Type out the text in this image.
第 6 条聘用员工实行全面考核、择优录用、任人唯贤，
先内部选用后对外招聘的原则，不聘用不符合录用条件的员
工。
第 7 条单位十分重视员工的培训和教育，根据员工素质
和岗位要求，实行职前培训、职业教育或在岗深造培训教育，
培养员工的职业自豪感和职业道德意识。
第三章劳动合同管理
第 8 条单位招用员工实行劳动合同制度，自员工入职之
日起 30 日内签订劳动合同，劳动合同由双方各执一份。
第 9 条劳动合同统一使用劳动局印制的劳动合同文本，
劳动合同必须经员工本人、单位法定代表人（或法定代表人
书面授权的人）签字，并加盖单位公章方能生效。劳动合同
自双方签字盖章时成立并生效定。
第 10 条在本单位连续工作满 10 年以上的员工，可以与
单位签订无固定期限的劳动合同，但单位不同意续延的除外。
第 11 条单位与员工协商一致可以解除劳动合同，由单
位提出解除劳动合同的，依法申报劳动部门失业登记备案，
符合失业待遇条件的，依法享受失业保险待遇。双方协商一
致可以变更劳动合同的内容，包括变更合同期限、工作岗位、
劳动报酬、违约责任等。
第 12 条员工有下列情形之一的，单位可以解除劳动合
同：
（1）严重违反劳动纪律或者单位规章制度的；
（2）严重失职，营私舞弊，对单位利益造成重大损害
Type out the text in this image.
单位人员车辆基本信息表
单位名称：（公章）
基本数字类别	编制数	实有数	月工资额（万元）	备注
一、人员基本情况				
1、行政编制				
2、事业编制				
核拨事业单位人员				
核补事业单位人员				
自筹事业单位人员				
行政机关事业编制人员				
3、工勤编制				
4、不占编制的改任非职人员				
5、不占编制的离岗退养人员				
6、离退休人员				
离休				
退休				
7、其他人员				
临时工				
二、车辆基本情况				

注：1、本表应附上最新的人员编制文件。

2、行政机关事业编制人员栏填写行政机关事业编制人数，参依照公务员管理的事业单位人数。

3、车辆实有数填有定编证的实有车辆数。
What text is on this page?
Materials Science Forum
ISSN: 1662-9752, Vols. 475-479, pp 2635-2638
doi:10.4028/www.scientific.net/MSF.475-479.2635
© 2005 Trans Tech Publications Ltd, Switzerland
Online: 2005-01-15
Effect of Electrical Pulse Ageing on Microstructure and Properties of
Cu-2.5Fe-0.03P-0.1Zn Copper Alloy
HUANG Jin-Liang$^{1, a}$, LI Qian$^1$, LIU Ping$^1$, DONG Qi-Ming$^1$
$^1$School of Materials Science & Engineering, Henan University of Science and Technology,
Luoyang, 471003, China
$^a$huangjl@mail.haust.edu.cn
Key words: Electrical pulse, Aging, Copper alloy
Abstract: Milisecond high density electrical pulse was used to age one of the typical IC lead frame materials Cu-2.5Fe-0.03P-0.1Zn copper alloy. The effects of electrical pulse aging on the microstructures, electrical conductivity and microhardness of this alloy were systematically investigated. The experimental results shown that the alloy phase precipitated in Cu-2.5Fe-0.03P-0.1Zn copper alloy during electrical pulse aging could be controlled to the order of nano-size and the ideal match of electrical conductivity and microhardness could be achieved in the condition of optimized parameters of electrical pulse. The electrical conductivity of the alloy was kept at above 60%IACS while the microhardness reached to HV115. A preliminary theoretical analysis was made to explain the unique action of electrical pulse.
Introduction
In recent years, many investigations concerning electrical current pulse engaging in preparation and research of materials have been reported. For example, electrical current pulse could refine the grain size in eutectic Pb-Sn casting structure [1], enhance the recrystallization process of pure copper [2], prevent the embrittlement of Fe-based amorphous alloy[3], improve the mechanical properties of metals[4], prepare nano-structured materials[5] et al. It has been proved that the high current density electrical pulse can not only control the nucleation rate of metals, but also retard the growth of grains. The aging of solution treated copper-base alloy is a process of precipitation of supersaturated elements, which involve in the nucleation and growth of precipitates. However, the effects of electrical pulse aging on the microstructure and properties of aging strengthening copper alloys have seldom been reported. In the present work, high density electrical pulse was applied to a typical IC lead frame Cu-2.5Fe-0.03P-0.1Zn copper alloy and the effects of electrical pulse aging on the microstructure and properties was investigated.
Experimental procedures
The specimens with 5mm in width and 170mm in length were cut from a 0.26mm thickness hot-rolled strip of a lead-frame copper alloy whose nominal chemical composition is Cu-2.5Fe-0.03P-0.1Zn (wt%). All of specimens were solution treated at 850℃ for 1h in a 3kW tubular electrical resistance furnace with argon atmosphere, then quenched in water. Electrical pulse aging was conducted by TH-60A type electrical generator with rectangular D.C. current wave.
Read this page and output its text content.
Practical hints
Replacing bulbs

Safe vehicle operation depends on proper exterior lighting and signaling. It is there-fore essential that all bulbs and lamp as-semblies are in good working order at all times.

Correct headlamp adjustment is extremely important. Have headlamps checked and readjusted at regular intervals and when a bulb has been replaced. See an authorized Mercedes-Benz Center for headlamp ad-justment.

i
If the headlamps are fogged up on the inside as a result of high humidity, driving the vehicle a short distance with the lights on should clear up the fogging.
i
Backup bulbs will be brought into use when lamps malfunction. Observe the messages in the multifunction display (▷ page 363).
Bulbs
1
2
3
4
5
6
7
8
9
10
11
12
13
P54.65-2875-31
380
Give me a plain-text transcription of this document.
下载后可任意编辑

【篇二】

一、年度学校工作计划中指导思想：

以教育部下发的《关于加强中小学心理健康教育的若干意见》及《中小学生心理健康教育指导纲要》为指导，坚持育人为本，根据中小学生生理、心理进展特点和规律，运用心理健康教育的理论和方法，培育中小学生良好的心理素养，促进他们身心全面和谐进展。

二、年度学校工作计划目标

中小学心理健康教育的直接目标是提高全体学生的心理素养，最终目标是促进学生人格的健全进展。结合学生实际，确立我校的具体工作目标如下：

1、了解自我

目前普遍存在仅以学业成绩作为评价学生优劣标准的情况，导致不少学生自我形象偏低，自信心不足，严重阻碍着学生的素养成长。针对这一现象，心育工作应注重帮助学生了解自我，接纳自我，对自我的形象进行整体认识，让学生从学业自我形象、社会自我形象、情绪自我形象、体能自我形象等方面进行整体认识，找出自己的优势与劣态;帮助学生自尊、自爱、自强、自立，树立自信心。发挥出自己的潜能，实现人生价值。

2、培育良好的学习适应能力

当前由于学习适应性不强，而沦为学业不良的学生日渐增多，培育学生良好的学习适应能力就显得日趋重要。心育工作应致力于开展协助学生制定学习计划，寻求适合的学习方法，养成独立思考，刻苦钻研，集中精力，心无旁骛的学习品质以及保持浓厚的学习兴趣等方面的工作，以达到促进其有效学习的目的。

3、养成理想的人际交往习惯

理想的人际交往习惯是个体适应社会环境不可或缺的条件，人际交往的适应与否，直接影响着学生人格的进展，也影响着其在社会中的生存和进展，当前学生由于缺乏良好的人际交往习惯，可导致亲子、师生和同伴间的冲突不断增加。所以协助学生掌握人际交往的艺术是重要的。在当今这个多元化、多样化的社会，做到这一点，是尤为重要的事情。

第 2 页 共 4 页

REQUEST: Extract all lines from the data in which "vehicle" is found.

EXERCISE OUTPUT:
Safe vehicle operation depends on proper exterior lighting and signaling. It is there-fore essential that all bulbs and lamp as-semblies are in good working order at all times.
If the headlamps are fogged up on the inside as a result of high humidity, driving the vehicle a short distance with the lights on should clear up the fogging.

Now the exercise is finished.